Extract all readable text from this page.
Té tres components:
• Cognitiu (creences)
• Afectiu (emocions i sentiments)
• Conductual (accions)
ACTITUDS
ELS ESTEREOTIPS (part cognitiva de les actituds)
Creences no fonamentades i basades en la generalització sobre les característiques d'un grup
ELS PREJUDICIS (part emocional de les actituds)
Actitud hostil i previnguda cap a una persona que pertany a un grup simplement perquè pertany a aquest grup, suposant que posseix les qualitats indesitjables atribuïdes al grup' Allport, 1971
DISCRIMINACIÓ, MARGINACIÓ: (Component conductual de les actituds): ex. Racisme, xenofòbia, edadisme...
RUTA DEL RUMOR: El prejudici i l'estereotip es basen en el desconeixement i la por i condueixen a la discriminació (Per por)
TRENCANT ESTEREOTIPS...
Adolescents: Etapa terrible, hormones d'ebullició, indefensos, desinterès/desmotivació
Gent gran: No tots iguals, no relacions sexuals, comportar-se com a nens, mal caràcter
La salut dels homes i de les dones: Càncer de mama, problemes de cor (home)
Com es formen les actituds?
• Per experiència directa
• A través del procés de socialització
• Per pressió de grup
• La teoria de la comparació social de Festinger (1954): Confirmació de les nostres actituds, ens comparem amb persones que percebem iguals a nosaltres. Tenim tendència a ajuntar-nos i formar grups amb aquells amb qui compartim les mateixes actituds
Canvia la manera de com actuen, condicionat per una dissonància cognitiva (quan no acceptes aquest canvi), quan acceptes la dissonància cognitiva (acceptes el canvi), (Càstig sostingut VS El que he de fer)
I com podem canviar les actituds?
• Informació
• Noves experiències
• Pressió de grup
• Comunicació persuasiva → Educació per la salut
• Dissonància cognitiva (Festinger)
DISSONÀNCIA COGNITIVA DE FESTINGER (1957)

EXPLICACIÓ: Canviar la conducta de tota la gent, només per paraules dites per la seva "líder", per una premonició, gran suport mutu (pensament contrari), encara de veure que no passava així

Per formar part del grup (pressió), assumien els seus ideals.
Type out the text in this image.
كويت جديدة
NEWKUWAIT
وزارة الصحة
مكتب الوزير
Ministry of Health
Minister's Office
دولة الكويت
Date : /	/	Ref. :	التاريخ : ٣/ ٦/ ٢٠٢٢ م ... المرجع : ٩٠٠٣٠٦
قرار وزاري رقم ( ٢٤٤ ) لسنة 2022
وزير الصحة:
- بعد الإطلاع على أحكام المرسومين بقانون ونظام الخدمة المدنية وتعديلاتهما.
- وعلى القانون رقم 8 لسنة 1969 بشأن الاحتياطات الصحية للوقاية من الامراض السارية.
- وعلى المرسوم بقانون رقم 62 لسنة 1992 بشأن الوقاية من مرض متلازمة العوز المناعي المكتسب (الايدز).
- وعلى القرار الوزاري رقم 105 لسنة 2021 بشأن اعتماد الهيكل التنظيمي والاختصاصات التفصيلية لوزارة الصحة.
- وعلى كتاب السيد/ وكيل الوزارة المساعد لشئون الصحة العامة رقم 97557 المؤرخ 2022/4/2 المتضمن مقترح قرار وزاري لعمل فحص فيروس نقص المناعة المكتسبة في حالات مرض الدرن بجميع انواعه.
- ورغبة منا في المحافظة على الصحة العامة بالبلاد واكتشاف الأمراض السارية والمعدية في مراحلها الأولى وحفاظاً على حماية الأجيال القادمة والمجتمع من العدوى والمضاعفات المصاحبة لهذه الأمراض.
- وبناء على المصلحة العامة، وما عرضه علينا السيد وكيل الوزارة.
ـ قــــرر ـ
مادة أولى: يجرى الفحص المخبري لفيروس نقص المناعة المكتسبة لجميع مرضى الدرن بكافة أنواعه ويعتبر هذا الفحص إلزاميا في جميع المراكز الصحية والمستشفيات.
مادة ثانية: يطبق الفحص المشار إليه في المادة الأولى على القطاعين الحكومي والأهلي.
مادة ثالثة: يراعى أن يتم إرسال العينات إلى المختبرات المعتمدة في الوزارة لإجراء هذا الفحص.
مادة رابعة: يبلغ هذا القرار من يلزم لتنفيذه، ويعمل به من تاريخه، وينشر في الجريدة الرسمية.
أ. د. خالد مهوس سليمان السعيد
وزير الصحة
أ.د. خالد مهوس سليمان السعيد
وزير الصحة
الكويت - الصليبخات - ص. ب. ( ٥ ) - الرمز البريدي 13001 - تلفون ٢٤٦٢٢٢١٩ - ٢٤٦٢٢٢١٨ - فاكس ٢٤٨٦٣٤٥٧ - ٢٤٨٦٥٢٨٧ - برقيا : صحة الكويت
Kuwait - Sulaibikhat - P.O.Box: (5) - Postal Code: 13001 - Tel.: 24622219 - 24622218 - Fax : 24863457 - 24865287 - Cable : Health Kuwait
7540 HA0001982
------------------------------------
▸ Set exercise
Say how many lines in the entries contain the string "المناعة", and leave out everything else.

▸ Complete response
2